» Exercise brief
State how many lines of the records contain the string "Alfons", and give no other information.

» Stored rows
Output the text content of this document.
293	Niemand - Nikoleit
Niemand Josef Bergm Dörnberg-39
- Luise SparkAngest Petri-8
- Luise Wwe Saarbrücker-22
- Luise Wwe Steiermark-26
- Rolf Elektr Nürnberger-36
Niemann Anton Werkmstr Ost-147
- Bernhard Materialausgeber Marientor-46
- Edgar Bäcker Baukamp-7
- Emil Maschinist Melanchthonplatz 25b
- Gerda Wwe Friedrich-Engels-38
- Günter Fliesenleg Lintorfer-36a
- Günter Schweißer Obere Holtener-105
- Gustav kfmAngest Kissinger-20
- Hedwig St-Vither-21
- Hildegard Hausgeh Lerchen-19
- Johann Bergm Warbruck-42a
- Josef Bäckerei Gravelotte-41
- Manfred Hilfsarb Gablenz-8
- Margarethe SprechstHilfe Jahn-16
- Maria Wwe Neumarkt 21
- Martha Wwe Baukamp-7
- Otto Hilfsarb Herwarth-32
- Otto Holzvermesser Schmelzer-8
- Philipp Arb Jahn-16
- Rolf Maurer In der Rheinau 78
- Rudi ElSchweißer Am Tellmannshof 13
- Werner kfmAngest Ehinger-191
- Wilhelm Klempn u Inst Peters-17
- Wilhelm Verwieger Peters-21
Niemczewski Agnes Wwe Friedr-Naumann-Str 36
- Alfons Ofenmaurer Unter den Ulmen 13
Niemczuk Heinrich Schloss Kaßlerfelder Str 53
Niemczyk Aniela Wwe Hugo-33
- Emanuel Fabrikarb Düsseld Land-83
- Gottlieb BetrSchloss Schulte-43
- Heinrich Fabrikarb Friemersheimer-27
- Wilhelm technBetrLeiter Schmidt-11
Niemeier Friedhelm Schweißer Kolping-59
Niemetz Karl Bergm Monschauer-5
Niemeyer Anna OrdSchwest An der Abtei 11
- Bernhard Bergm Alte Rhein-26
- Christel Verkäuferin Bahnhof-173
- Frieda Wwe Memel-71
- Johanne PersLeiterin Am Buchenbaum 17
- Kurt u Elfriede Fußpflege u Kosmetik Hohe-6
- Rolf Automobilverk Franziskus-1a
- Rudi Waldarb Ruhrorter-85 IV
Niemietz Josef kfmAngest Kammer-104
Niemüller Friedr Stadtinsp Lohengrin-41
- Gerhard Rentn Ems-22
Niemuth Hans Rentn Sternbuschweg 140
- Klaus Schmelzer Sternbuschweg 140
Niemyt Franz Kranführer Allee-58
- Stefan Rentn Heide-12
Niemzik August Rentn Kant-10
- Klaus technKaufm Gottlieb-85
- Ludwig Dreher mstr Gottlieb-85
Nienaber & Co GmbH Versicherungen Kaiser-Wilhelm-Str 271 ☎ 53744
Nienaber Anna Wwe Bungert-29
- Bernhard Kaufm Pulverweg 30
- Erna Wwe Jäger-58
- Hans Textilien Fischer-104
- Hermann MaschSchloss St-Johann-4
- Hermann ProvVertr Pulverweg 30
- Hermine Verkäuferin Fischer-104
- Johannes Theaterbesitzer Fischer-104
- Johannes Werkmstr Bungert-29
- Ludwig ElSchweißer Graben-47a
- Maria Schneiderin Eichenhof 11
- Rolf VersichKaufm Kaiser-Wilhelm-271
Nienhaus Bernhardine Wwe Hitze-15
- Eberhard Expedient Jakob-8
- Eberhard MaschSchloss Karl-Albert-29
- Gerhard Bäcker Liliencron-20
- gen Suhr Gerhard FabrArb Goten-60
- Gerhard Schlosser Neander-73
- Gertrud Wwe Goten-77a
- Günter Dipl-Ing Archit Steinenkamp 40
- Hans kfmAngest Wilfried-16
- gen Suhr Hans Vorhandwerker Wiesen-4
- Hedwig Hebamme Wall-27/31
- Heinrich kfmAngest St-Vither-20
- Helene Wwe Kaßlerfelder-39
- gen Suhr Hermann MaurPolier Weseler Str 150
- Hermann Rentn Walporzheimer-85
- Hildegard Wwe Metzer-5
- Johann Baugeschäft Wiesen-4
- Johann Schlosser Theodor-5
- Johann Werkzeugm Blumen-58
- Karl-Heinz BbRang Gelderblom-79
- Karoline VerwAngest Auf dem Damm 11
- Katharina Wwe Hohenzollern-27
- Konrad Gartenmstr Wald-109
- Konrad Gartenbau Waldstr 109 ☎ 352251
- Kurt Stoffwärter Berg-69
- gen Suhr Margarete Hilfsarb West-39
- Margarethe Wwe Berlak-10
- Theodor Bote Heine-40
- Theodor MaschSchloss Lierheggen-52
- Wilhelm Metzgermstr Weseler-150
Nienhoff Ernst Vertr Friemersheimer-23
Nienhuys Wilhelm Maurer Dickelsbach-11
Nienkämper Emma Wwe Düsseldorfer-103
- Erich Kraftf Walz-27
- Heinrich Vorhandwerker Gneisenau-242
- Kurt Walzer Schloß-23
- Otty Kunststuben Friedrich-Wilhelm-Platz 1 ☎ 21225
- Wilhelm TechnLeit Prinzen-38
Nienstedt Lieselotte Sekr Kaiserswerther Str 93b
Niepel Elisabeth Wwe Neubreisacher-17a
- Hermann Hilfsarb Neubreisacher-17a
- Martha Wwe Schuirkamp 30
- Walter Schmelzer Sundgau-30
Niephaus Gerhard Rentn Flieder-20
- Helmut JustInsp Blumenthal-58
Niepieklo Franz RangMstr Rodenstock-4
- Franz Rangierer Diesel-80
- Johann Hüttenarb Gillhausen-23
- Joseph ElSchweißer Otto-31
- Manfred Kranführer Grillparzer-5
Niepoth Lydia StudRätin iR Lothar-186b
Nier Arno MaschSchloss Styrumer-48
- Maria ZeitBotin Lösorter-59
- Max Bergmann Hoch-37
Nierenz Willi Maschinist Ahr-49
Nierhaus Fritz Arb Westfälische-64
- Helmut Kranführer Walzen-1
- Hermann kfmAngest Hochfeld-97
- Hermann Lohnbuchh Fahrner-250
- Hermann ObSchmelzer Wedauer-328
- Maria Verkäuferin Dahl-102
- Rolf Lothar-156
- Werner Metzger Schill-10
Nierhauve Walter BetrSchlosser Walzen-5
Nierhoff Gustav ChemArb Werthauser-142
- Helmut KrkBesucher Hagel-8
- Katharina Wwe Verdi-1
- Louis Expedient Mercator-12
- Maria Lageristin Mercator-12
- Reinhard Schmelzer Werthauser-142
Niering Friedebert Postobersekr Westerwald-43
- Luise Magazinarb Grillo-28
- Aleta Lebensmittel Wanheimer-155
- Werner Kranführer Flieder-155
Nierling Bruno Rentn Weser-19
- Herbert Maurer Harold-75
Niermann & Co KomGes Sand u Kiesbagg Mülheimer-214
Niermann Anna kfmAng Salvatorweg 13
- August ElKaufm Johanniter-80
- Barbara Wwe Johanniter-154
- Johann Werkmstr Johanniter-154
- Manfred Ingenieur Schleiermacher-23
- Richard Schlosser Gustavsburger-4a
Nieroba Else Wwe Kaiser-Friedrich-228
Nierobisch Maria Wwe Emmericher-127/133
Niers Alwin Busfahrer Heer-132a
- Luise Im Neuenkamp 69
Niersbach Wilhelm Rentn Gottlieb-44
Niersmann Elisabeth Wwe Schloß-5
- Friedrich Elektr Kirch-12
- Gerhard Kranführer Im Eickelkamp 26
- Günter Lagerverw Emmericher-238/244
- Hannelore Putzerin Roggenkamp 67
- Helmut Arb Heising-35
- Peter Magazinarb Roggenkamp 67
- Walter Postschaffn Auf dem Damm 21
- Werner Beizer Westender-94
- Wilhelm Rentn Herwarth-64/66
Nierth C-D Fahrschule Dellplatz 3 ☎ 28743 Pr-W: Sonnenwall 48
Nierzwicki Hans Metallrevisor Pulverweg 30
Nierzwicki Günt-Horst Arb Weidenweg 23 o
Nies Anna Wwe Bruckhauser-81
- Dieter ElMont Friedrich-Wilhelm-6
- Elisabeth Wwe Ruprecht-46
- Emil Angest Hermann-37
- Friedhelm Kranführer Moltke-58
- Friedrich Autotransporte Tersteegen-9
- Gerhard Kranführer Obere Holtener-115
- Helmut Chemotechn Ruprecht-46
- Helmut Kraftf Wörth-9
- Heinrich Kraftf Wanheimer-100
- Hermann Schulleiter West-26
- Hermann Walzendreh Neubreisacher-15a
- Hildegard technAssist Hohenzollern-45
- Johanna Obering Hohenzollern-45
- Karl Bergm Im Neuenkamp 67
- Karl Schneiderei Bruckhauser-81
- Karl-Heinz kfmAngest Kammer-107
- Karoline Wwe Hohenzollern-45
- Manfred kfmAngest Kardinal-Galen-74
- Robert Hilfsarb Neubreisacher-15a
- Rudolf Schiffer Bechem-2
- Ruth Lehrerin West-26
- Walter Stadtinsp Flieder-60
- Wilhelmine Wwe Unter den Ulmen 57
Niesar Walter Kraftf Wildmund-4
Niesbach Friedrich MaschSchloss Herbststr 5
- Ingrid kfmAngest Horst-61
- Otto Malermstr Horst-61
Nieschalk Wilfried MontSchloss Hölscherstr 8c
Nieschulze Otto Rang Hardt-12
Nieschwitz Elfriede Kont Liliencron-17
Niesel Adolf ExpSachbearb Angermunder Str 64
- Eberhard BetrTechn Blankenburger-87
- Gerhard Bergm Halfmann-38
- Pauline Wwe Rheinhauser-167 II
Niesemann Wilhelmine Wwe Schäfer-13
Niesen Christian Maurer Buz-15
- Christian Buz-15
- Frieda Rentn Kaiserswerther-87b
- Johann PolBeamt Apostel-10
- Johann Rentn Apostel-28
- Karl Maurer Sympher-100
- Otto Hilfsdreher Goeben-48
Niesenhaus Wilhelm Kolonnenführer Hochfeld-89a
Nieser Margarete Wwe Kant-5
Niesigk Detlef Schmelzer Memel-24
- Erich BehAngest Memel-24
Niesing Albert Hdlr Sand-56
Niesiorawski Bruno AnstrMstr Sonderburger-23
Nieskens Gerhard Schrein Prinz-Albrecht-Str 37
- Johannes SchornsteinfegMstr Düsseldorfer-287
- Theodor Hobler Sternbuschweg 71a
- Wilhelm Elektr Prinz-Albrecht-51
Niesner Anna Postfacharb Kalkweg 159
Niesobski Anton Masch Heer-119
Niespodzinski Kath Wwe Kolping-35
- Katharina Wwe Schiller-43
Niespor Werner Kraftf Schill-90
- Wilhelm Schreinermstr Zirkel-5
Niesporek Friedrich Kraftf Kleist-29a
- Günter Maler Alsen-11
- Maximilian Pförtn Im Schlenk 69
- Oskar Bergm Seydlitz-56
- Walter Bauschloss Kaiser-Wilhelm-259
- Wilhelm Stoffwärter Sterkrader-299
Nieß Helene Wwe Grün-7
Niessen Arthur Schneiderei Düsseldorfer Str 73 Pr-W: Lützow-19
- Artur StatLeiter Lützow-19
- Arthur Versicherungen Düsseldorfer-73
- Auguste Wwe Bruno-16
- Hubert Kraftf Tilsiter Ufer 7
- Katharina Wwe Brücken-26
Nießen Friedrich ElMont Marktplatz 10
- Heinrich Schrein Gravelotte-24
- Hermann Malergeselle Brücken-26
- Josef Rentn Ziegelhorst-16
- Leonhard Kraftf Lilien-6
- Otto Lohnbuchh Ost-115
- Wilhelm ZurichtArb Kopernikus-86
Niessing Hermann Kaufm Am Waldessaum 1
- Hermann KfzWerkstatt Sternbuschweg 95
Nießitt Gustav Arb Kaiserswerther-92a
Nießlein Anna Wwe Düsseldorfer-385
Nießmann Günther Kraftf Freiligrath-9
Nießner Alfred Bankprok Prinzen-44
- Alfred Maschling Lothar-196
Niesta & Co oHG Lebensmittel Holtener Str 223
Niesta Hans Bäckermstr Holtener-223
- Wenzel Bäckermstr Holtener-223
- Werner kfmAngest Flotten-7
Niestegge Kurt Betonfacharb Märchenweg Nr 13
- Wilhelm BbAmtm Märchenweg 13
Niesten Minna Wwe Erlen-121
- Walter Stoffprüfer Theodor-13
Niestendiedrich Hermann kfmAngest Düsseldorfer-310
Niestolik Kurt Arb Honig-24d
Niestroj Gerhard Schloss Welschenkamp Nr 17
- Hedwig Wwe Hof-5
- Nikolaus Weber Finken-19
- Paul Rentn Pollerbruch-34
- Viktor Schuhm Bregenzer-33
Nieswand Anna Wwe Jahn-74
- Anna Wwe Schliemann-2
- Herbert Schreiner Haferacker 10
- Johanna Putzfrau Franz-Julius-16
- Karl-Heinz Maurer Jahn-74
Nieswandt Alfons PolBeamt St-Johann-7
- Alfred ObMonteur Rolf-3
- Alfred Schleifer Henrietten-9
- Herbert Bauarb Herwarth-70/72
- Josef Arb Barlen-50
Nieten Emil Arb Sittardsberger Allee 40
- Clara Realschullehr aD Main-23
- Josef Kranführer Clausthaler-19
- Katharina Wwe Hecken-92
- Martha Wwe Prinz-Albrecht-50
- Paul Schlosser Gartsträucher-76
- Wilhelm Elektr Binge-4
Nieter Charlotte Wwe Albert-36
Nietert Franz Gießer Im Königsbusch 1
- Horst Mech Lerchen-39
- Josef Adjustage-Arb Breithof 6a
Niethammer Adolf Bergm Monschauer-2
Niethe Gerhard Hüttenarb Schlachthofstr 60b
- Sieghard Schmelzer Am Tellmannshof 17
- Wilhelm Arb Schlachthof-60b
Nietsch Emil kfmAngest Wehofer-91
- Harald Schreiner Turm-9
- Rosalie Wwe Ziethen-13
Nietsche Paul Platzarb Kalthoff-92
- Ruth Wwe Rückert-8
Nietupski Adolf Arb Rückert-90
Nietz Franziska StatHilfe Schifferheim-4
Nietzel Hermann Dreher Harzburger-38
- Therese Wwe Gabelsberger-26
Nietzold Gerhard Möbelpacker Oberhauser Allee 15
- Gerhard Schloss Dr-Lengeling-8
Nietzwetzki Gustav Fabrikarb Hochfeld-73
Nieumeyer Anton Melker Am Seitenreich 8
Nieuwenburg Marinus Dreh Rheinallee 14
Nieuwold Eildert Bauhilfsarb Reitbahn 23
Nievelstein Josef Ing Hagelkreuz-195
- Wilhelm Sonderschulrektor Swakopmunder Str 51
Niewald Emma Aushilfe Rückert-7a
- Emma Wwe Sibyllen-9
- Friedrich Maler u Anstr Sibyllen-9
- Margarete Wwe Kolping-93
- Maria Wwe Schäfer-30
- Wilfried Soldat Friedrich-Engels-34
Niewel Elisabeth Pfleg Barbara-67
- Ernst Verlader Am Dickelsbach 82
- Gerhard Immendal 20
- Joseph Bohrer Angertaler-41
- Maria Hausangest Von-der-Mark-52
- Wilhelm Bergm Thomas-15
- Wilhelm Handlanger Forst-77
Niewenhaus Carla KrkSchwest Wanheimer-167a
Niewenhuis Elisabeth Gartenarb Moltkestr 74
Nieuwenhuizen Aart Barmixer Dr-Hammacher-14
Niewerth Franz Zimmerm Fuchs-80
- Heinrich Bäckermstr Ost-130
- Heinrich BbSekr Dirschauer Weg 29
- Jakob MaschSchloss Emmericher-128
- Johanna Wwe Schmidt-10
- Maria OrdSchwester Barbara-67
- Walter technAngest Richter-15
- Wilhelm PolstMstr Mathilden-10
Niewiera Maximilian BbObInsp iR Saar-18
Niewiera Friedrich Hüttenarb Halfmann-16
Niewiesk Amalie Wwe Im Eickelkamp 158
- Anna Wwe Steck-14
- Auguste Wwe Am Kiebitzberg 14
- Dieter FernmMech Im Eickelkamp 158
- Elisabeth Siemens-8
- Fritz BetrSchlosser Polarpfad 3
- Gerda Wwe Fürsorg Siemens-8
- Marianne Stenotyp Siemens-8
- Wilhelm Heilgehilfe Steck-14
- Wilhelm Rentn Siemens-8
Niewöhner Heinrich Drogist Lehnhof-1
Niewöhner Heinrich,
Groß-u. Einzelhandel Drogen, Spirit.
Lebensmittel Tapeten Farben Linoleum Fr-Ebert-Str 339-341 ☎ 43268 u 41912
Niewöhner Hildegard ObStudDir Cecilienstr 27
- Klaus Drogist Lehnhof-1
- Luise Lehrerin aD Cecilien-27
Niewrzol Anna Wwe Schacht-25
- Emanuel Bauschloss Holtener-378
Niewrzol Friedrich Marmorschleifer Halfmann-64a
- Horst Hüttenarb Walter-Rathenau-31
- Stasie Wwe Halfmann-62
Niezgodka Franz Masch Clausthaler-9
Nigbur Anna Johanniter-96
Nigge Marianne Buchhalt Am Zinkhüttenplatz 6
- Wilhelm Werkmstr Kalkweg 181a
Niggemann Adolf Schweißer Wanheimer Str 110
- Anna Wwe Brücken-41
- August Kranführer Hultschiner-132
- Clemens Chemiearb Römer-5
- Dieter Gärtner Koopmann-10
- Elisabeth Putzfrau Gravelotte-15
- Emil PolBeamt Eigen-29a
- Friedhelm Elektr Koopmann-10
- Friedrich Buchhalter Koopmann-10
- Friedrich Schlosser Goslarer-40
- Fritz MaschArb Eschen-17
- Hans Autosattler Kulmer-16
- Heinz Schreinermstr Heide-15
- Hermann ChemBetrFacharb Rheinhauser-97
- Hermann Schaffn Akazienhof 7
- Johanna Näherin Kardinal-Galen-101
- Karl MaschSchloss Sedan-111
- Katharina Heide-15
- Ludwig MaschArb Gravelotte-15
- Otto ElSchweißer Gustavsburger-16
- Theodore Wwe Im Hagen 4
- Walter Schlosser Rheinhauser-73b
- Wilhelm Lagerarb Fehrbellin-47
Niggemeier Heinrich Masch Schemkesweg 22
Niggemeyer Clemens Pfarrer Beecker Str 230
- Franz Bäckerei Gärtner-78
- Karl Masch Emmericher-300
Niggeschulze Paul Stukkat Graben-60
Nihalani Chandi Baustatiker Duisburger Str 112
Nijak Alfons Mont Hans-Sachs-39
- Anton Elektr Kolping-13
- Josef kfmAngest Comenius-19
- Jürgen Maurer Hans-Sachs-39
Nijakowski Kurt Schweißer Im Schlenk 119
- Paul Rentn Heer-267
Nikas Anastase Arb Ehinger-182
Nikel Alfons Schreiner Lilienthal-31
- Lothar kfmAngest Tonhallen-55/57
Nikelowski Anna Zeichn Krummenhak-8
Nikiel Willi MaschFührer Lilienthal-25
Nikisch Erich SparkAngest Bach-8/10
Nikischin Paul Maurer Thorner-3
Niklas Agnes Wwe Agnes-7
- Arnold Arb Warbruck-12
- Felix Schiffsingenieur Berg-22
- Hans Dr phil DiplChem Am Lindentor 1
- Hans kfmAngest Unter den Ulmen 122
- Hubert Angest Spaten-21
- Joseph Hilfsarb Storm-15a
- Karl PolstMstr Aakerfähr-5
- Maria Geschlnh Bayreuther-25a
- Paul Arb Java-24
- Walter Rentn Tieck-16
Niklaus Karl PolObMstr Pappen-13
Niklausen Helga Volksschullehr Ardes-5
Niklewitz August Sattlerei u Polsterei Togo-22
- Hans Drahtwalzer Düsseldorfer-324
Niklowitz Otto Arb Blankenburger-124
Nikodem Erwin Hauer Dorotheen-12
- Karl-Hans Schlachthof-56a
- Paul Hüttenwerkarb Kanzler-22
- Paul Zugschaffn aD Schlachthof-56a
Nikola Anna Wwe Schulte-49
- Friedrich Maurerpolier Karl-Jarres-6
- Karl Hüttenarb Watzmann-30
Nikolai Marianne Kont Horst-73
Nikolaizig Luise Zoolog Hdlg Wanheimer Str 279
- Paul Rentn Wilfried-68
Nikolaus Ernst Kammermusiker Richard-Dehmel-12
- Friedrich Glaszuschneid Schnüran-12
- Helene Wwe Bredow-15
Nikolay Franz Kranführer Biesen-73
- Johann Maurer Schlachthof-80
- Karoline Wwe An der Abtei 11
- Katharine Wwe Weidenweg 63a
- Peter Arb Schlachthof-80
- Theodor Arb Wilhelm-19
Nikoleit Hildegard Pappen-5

» Output for this exercise
4